(Given task): All of the data below must be repeated exactly.

#### Data

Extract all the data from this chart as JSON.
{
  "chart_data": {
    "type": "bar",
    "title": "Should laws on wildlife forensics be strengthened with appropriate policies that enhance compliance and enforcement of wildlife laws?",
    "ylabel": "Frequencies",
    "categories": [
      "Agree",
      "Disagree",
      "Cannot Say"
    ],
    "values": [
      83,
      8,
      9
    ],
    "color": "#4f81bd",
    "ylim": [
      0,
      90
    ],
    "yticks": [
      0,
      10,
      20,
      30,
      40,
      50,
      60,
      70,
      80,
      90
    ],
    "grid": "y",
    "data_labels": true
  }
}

########

(Final answer):
Extract all the data from this chart as JSON.
{
  "chart_data": {
    "type": "bar",
    "title": "Should laws on wildlife forensics be strengthened with appropriate policies that enhance compliance and enforcement of wildlife laws?",
    "ylabel": "Frequencies",
    "categories": [
      "Agree",
      "Disagree",
      "Cannot Say"
    ],
    "values": [
      83,
      8,
      9
    ],
    "color": "#4f81bd",
    "ylim": [
      0,
      90
    ],
    "yticks": [
      0,
      10,
      20,
      30,
      40,
      50,
      60,
      70,
      80,
      90
    ],
    "grid": "y",
    "data_labels": true
  }
}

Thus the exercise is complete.